■ Source extract:
================
OneCare delivers enhanced security performances in AV Comparatives re-test

Jun 4, 2007 12:55 GMT  ·  By

Microsoft's Windows Live OneCare is not the last and least anti-virus solution available on the market any more. The Redmond Company has obviously poured a lot of effort into its security solution in order to get it off the ground and out of the performance dump. Since launching Windows Live OneCare at the beginning of 2007, almost in tandem with Windows Vista, Microsoft has continuously hammered at antivirus. In mid March 2007, Microsoft announced the world-wide availability of Windows Live OneCare and aimed at explaining, with an apologetic tone, OneCare's failures in the VB100 and the AV comparatives antivirus tests.

Then on May 18th 2007, the Windows Live OneCare team revealed that Microsoft's security solution had been recertified by West Coast Labs and the ICSA, and at the beginning of this week, the antivirus evolved to the next version. Microsoft is offering OneCare 1.6 for download, an upgrade from v1.5. But this is only the start of the good news for Microsoft, because the latest tests run by Andreas Cleminti's AV Comparatives reveal a different perspective over OneCare. While Microsoft's antivirus managed to finish up last in the February 2007 test, OneCare made half of a decent comeback.
================
(Document layout analysis data)

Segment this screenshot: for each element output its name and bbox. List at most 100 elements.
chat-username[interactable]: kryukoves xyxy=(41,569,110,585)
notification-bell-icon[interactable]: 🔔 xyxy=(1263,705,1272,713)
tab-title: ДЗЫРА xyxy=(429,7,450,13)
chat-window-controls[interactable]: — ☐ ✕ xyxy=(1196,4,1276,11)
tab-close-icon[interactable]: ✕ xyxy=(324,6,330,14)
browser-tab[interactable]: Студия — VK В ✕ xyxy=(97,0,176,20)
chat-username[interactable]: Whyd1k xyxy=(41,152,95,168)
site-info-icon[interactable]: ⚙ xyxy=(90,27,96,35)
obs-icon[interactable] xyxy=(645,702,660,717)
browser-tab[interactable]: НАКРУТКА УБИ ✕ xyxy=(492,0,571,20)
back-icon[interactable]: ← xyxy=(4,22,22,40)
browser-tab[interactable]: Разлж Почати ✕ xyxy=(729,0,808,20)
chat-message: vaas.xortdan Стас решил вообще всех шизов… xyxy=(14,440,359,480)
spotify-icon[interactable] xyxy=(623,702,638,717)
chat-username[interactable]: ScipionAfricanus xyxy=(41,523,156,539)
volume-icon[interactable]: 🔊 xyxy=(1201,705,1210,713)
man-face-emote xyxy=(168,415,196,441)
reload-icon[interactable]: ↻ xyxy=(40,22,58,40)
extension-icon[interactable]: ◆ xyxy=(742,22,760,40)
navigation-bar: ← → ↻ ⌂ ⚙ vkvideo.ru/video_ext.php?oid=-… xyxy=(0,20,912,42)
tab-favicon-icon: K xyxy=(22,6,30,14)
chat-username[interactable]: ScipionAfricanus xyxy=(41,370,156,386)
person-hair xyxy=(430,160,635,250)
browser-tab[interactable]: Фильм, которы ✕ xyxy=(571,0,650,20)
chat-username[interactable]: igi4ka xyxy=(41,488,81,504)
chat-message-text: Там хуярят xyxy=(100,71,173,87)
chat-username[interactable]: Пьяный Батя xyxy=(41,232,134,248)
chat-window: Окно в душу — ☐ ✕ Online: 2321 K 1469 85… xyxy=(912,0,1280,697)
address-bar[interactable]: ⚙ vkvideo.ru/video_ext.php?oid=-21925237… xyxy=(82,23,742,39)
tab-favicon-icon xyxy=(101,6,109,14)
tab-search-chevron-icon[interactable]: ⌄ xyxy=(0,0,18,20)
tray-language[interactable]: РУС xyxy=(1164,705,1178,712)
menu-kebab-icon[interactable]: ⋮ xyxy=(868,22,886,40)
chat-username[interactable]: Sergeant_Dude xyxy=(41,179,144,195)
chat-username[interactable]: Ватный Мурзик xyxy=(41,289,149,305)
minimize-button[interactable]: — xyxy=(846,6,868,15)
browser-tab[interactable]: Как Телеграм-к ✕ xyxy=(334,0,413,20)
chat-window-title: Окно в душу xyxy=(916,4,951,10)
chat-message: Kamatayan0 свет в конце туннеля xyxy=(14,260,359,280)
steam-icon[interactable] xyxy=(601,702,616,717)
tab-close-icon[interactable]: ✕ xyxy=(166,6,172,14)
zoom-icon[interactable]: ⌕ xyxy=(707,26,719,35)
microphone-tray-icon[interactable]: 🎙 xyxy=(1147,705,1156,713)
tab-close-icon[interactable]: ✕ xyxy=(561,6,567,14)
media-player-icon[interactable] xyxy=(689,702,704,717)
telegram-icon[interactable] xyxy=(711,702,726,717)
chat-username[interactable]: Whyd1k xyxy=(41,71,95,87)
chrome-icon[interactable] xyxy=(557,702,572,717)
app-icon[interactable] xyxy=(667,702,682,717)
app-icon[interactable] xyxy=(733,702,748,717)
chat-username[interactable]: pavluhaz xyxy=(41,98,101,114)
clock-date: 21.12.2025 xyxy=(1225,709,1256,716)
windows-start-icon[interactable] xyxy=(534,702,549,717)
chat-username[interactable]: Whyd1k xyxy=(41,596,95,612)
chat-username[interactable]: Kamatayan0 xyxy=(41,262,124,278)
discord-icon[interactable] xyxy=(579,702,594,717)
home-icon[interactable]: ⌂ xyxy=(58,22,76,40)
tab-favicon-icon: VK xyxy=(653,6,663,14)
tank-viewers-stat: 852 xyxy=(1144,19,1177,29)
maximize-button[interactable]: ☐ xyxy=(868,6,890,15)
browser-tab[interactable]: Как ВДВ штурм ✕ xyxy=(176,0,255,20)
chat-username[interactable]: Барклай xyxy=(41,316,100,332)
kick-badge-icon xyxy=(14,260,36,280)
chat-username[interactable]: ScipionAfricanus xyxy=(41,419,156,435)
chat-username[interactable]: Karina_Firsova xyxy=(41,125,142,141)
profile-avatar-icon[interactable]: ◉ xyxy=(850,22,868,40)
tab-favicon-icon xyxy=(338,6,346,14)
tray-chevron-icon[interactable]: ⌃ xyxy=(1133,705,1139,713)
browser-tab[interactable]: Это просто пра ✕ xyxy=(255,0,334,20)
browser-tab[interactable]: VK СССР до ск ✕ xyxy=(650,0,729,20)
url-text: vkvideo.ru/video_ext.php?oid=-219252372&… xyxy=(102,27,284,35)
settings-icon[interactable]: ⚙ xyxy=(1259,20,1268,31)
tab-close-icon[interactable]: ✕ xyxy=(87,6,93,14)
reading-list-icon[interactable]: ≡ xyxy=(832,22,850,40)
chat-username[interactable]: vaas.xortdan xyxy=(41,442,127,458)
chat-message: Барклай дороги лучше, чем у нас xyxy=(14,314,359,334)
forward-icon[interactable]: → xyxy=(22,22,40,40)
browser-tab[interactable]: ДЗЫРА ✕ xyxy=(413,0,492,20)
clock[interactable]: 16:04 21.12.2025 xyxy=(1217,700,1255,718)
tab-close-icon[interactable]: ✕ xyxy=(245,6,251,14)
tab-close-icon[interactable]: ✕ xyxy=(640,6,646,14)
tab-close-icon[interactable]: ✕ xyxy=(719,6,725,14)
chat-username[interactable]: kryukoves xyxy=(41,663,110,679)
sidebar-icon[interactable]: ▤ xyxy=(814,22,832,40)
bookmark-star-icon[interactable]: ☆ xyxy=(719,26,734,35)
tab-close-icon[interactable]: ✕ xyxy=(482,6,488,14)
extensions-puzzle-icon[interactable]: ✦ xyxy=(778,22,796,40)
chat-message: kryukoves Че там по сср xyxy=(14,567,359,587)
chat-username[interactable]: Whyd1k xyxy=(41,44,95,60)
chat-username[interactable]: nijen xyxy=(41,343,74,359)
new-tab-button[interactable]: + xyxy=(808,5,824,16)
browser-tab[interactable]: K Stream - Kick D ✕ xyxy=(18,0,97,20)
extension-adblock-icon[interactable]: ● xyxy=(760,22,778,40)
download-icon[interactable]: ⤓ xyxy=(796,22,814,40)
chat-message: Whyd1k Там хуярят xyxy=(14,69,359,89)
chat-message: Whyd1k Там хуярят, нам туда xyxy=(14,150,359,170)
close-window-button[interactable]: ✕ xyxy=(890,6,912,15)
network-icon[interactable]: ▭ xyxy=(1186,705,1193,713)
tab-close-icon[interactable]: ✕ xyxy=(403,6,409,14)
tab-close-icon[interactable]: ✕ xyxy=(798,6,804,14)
================
■ Task list:
(A) Answer these from the OneCare article:
(i) When did Microsoft announce the world-wide availability of Windows Live OneCare?
(ii) Which two organizations recertified Microsoft's security solution on May 18th 2007?
(iii) What version of OneCare is Microsoft offering for download, and which version does it upgrade?
(B) In the OneCare article, turn the paragraph starting "Then on May 18th 2007" into a short bulleted list that keeps its main facts.

■ Answers for this exercise:
(A)
(i) Mid March 2007.
(ii) West Coast Labs and the ICSA.
(iii) OneCare 1.6, an upgrade from v1.5.

(B)
- On May 18th 2007, the Windows Live OneCare team revealed that West Coast Labs and the ICSA had recertified the product.
- At the beginning of this week, Microsoft released OneCare 1.6 for download, an upgrade from v1.5.
- The latest AV Comparatives tests, run by Andreas Cleminti, show OneCare in a different light.
- OneCare finished last in the February 2007 test but made half of a decent comeback.